- [WORK TO COMPLETE]:
Go through the lines below and copy each one that holds the string "JSON".

--- Start RECORDS FOR THIS TASK ---

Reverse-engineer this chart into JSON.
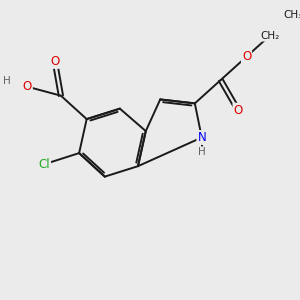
{
  "bg_color": "#ebebeb",
  "bond_color": "#1a1a1a",
  "n_color": "#0000ee",
  "o_color": "#dd0000",
  "cl_color": "#22aa22",
  "h_color": "#606060",
  "bond_width": 1.4,
  "font_size_atoms": 8.5,
  "font_size_small": 7.5,
  "xlim": [
    0,
    10
  ],
  "ylim": [
    0,
    10
  ],
  "figsize": [
    3.0,
    3.0
  ],
  "dpi": 100
}
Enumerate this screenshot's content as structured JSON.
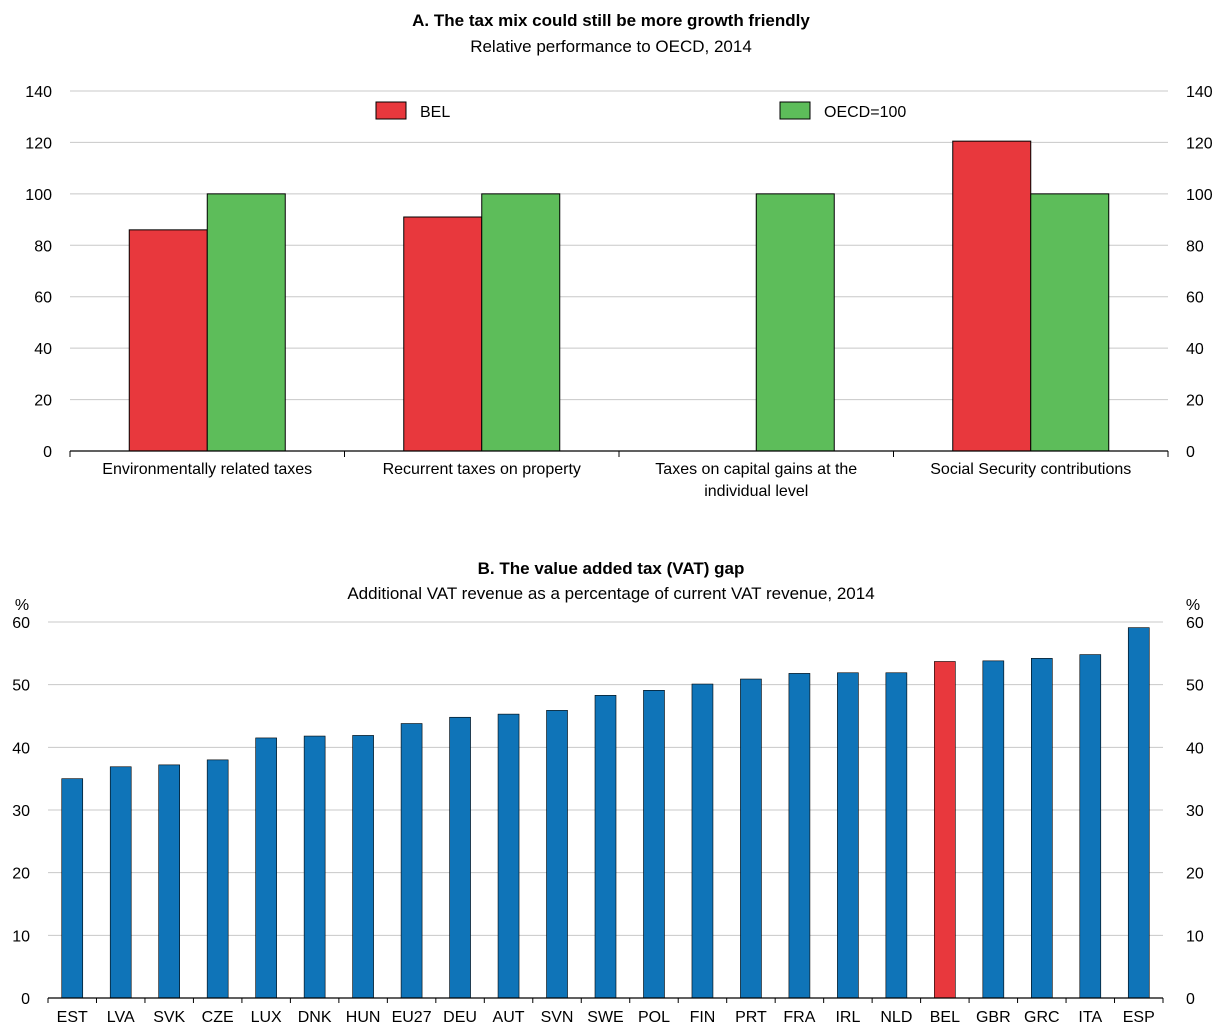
{
  "colors": {
    "bel": "#e8383d",
    "oecd": "#5dbd5a",
    "country": "#0f74b8",
    "highlight": "#e8383d",
    "grid": "#c8c8c8",
    "axis": "#000000"
  },
  "chart_data": [
    {
      "type": "bar",
      "title": "A. The tax mix could still be more growth friendly",
      "subtitle": "Relative performance to OECD, 2014",
      "categories": [
        [
          "Environmentally related taxes"
        ],
        [
          "Recurrent taxes  on property"
        ],
        [
          "Taxes on capital gains at the",
          "individual level"
        ],
        [
          "Social Security contributions"
        ]
      ],
      "series": [
        {
          "name": "BEL",
          "values": [
            86,
            91,
            null,
            120.5
          ]
        },
        {
          "name": "OECD=100",
          "values": [
            100,
            100,
            100,
            100
          ]
        }
      ],
      "ylim": [
        0,
        140
      ],
      "yticks": [
        0,
        20,
        40,
        60,
        80,
        100,
        120,
        140
      ],
      "grid": true,
      "legend": "top",
      "dual_axis_mirror": true
    },
    {
      "type": "bar",
      "title": "B. The value added tax (VAT) gap",
      "subtitle": "Additional VAT revenue as a percentage of current VAT revenue, 2014",
      "unit": "%",
      "categories": [
        "EST",
        "LVA",
        "SVK",
        "CZE",
        "LUX",
        "DNK",
        "HUN",
        "EU27",
        "DEU",
        "AUT",
        "SVN",
        "SWE",
        "POL",
        "FIN",
        "PRT",
        "FRA",
        "IRL",
        "NLD",
        "BEL",
        "GBR",
        "GRC",
        "ITA",
        "ESP"
      ],
      "values": [
        35,
        36.9,
        37.2,
        38,
        41.5,
        41.8,
        41.9,
        43.8,
        44.8,
        45.3,
        45.9,
        48.3,
        49.1,
        50.1,
        50.9,
        51.8,
        51.9,
        51.9,
        53.7,
        53.8,
        54.2,
        54.8,
        59.1
      ],
      "highlight": "BEL",
      "ylim": [
        0,
        60
      ],
      "yticks": [
        0,
        10,
        20,
        30,
        40,
        50,
        60
      ],
      "grid": true,
      "dual_axis_mirror": true
    }
  ]
}
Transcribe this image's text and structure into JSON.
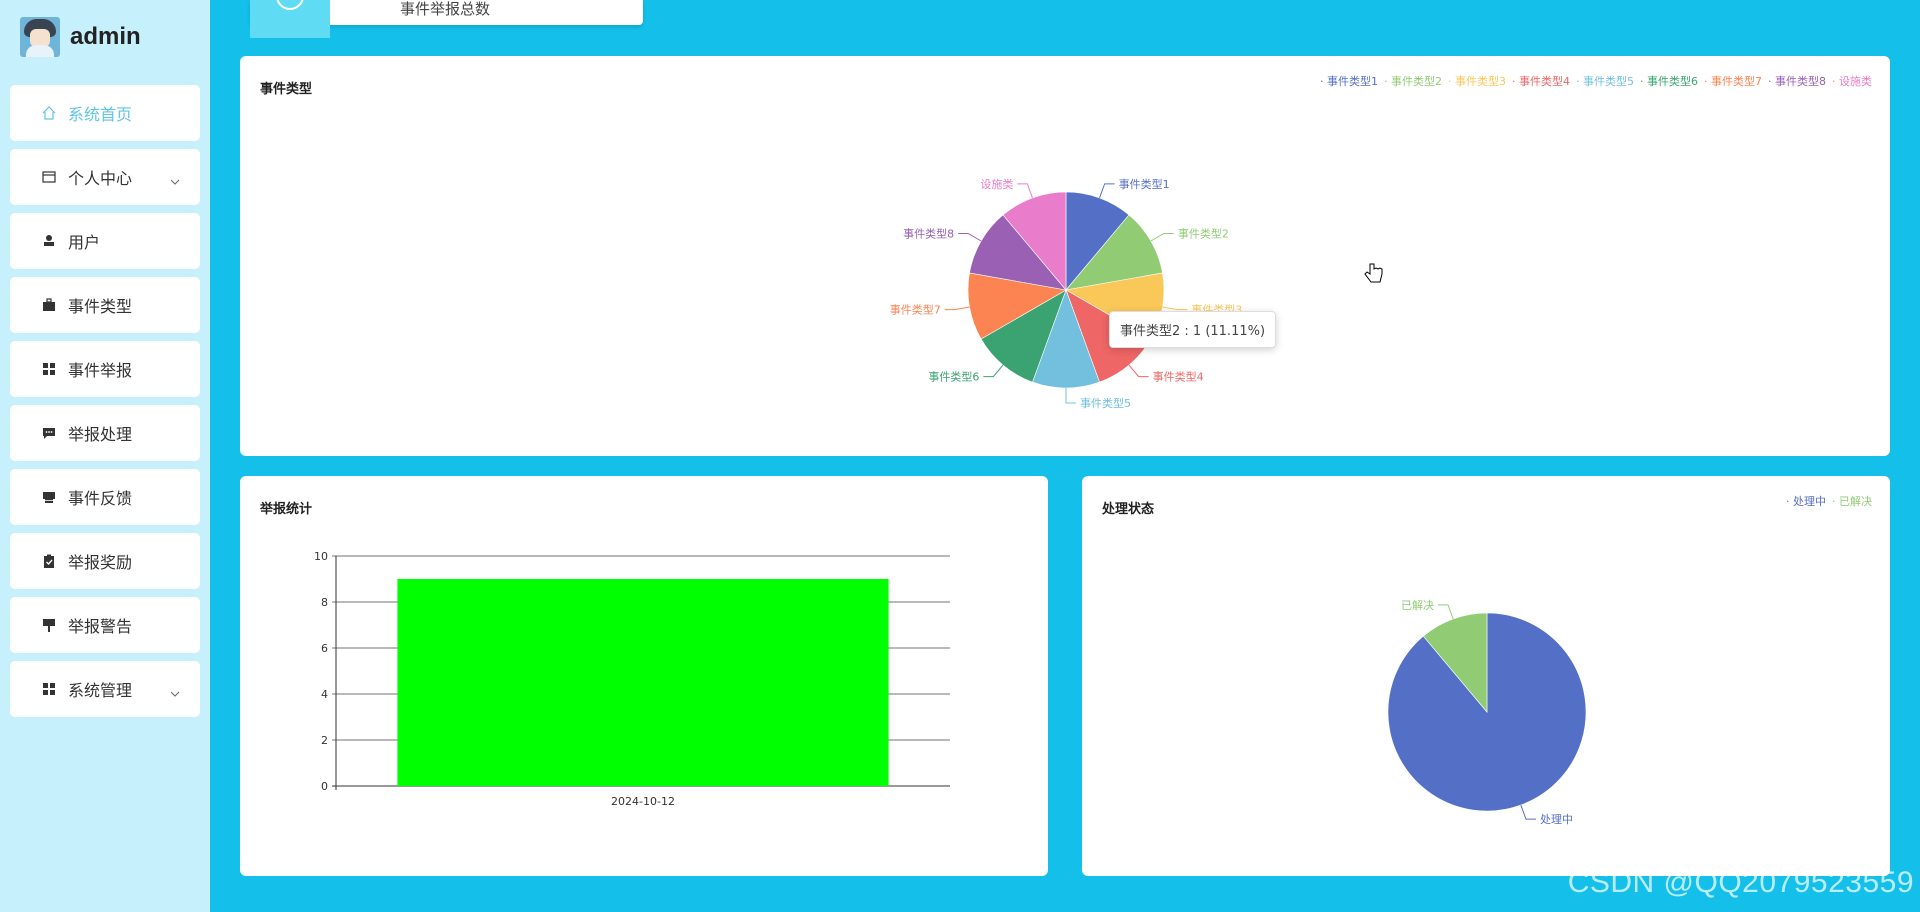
{
  "user": {
    "name": "admin"
  },
  "menu": [
    {
      "label": "系统首页",
      "icon": "home-icon",
      "active": true
    },
    {
      "label": "个人中心",
      "icon": "card-icon",
      "expandable": true
    },
    {
      "label": "用户",
      "icon": "user-icon"
    },
    {
      "label": "事件类型",
      "icon": "briefcase-icon"
    },
    {
      "label": "事件举报",
      "icon": "grid-icon"
    },
    {
      "label": "举报处理",
      "icon": "chat-icon"
    },
    {
      "label": "事件反馈",
      "icon": "printer-icon"
    },
    {
      "label": "举报奖励",
      "icon": "clipboard-check-icon"
    },
    {
      "label": "举报警告",
      "icon": "sign-icon"
    },
    {
      "label": "系统管理",
      "icon": "grid-icon",
      "expandable": true
    }
  ],
  "top_card": {
    "label": "事件举报总数"
  },
  "panels": {
    "event_type": {
      "title": "事件类型"
    },
    "report_stats": {
      "title": "举报统计"
    },
    "status": {
      "title": "处理状态"
    }
  },
  "tooltip": {
    "text": "事件类型2 : 1 (11.11%)"
  },
  "watermark": "CSDN @QQ2079523559",
  "chart_data": [
    {
      "type": "pie",
      "title": "事件类型",
      "legend_position": "top-right",
      "categories": [
        "事件类型1",
        "事件类型2",
        "事件类型3",
        "事件类型4",
        "事件类型5",
        "事件类型6",
        "事件类型7",
        "事件类型8",
        "设施类"
      ],
      "values": [
        1,
        1,
        1,
        1,
        1,
        1,
        1,
        1,
        1
      ],
      "colors": [
        "#5470c6",
        "#91cc75",
        "#fac858",
        "#ee6666",
        "#73c0de",
        "#3ba272",
        "#fc8452",
        "#9a60b4",
        "#ea7ccc"
      ]
    },
    {
      "type": "bar",
      "title": "举报统计",
      "categories": [
        "2024-10-12"
      ],
      "values": [
        9
      ],
      "ylim": [
        0,
        10
      ],
      "yticks": [
        0,
        2,
        4,
        6,
        8,
        10
      ],
      "grid": true,
      "color": "#00ff00"
    },
    {
      "type": "pie",
      "title": "处理状态",
      "legend_position": "top-right",
      "categories": [
        "处理中",
        "已解决"
      ],
      "values": [
        8,
        1
      ],
      "colors": [
        "#5470c6",
        "#91cc75"
      ]
    }
  ]
}
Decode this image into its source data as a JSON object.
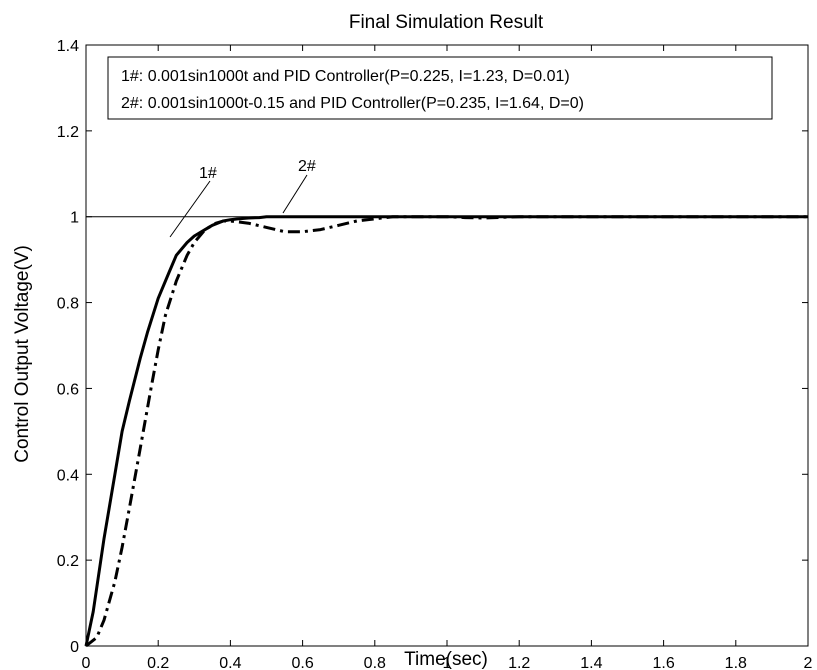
{
  "chart_data": {
    "type": "line",
    "title": "Final Simulation Result",
    "xlabel": "Time(sec)",
    "ylabel": "Control Output Voltage(V)",
    "xlim": [
      0,
      2
    ],
    "ylim": [
      0,
      1.4
    ],
    "xticks": [
      "0",
      "0.2",
      "0.4",
      "0.6",
      "0.8",
      "1",
      "1.2",
      "1.4",
      "1.6",
      "1.8",
      "2"
    ],
    "yticks": [
      "0",
      "0.2",
      "0.4",
      "0.6",
      "0.8",
      "1",
      "1.2",
      "1.4"
    ],
    "grid": false,
    "reference_line": {
      "y": 1
    },
    "legend": {
      "placement": "top-left",
      "entries": [
        "1#: 0.001sin1000t and PID Controller(P=0.225, I=1.23, D=0.01)",
        "2#: 0.001sin1000t-0.15 and PID Controller(P=0.235, I=1.64, D=0)"
      ]
    },
    "annotations": [
      {
        "text": "1#",
        "series": 0
      },
      {
        "text": "2#",
        "series": 1
      }
    ],
    "series": [
      {
        "name": "1#",
        "style": "solid",
        "x": [
          0,
          0.02,
          0.05,
          0.08,
          0.1,
          0.12,
          0.15,
          0.17,
          0.2,
          0.23,
          0.25,
          0.28,
          0.3,
          0.33,
          0.35,
          0.38,
          0.4,
          0.42,
          0.45,
          0.48,
          0.5,
          0.6,
          0.8,
          1.0,
          1.2,
          1.5,
          2.0
        ],
        "y": [
          0,
          0.08,
          0.25,
          0.4,
          0.5,
          0.57,
          0.67,
          0.73,
          0.81,
          0.87,
          0.91,
          0.94,
          0.955,
          0.97,
          0.98,
          0.99,
          0.993,
          0.995,
          0.997,
          0.998,
          1.0,
          1.0,
          1.0,
          1.0,
          1.0,
          1.0,
          1.0
        ]
      },
      {
        "name": "2#",
        "style": "dash-dot",
        "x": [
          0,
          0.03,
          0.05,
          0.08,
          0.1,
          0.12,
          0.15,
          0.18,
          0.2,
          0.22,
          0.25,
          0.28,
          0.3,
          0.33,
          0.36,
          0.38,
          0.4,
          0.45,
          0.5,
          0.55,
          0.6,
          0.65,
          0.7,
          0.75,
          0.8,
          0.85,
          0.9,
          1.0,
          1.05,
          1.1,
          1.2,
          1.5,
          2.0
        ],
        "y": [
          0,
          0.02,
          0.06,
          0.15,
          0.23,
          0.32,
          0.46,
          0.6,
          0.69,
          0.77,
          0.85,
          0.91,
          0.94,
          0.97,
          0.985,
          0.99,
          0.99,
          0.985,
          0.975,
          0.965,
          0.965,
          0.97,
          0.98,
          0.99,
          0.995,
          1.0,
          1.0,
          1.0,
          0.998,
          0.997,
          1.0,
          1.0,
          1.0
        ]
      }
    ]
  }
}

--- End RECORDS FOR THIS TASK ---

- [WRITTEN ANSWER]:
Reverse-engineer this chart into JSON.
Enumerate this screenshot's content as structured JSON.
Transcribe this image's text and structure into JSON.
Decode this image into its source data as a JSON object.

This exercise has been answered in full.